- WHAT IS BEING ASKED
Copy word for word the lines of the material from the line containing "status-divider [808,893,809,915]" through the line containing "nav-alarm[interactable]: Alarm [36,307,87,327]", both included.

[begin DATA EXCERPTS]

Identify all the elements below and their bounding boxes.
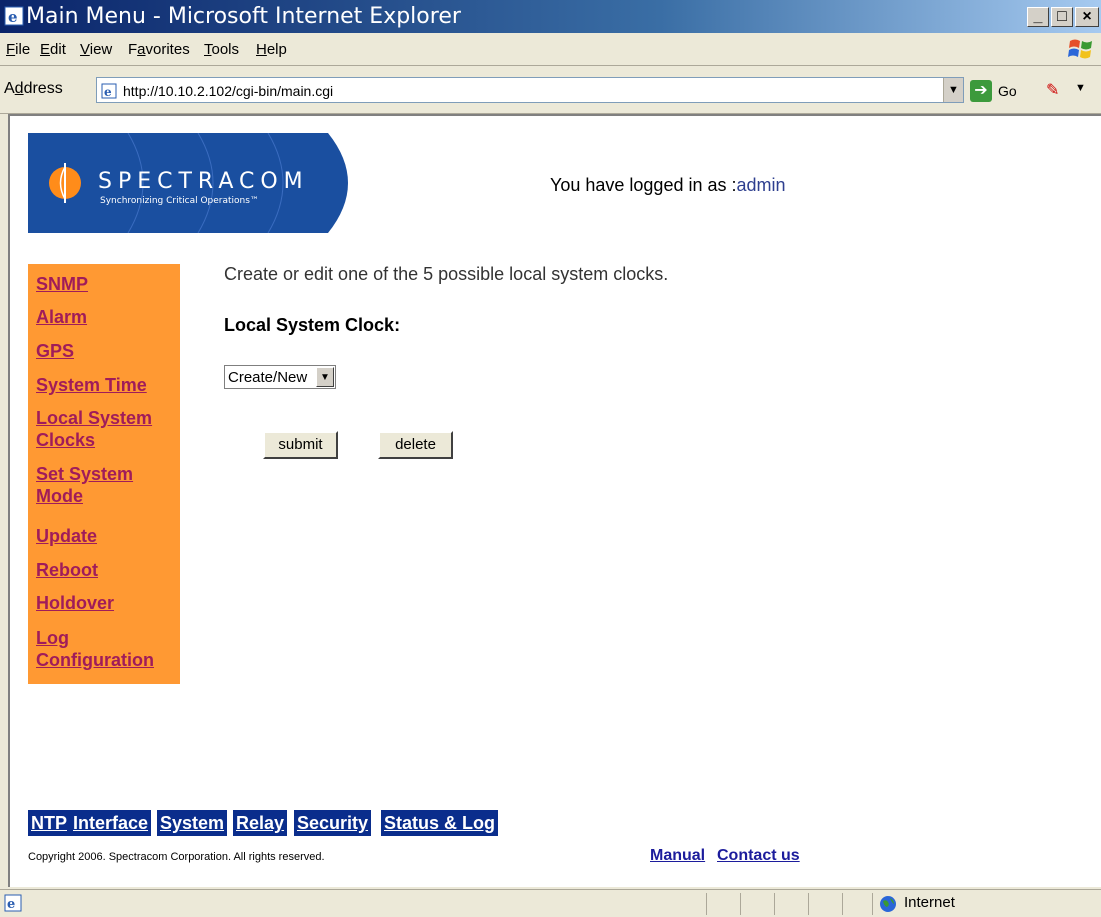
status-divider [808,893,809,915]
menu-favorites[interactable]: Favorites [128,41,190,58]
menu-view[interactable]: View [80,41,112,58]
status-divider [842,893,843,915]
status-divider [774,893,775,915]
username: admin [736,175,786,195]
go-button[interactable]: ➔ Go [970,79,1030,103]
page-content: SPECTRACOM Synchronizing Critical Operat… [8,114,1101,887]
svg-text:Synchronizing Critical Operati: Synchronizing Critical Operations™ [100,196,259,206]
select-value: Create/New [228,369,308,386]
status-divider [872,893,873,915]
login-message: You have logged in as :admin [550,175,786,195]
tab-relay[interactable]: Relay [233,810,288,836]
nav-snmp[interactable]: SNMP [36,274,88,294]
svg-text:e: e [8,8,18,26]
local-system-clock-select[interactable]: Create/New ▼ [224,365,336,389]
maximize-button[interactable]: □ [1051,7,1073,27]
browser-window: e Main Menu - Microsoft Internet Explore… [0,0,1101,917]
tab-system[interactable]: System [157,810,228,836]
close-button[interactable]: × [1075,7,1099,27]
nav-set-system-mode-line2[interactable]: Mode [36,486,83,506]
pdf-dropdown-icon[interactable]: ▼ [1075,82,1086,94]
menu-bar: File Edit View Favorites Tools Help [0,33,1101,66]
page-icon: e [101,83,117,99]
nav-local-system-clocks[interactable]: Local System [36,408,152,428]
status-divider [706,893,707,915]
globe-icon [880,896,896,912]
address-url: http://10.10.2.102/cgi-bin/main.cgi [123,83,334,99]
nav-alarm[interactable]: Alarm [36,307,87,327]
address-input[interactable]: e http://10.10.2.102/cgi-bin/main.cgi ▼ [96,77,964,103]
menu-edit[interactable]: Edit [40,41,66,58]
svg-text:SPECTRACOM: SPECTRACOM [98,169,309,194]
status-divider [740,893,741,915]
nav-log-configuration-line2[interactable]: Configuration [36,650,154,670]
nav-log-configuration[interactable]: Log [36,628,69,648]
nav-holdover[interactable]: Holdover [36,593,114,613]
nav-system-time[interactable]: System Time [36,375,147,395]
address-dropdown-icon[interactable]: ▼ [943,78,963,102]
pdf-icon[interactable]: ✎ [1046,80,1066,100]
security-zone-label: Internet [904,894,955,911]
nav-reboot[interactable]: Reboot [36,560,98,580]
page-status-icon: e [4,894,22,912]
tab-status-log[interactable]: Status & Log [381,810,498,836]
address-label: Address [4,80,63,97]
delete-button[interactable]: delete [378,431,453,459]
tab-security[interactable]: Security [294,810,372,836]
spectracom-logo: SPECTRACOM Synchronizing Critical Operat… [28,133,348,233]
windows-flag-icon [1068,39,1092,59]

[end DATA EXCERPTS]

- COMPLETED EXERCISE
status-divider [808,893,809,915]
menu-favorites[interactable]: Favorites [128,41,190,58]
menu-view[interactable]: View [80,41,112,58]
status-divider [842,893,843,915]
status-divider [774,893,775,915]
username: admin [736,175,786,195]
go-button[interactable]: ➔ Go [970,79,1030,103]
page-content: SPECTRACOM Synchronizing Critical Operat… [8,114,1101,887]
svg-text:Synchronizing Critical Operati: Synchronizing Critical Operations™ [100,196,259,206]
select-value: Create/New [228,369,308,386]
status-divider [872,893,873,915]
login-message: You have logged in as :admin [550,175,786,195]
tab-relay[interactable]: Relay [233,810,288,836]
nav-snmp[interactable]: SNMP [36,274,88,294]
svg-text:e: e [8,8,18,26]
local-system-clock-select[interactable]: Create/New ▼ [224,365,336,389]
maximize-button[interactable]: □ [1051,7,1073,27]
browser-window: e Main Menu - Microsoft Internet Explore… [0,0,1101,917]
tab-system[interactable]: System [157,810,228,836]
close-button[interactable]: × [1075,7,1099,27]
nav-set-system-mode-line2[interactable]: Mode [36,486,83,506]
pdf-dropdown-icon[interactable]: ▼ [1075,82,1086,94]
menu-bar: File Edit View Favorites Tools Help [0,33,1101,66]
page-icon: e [101,83,117,99]
nav-local-system-clocks[interactable]: Local System [36,408,152,428]
status-divider [706,893,707,915]
globe-icon [880,896,896,912]
address-url: http://10.10.2.102/cgi-bin/main.cgi [123,83,334,99]
nav-alarm[interactable]: Alarm [36,307,87,327]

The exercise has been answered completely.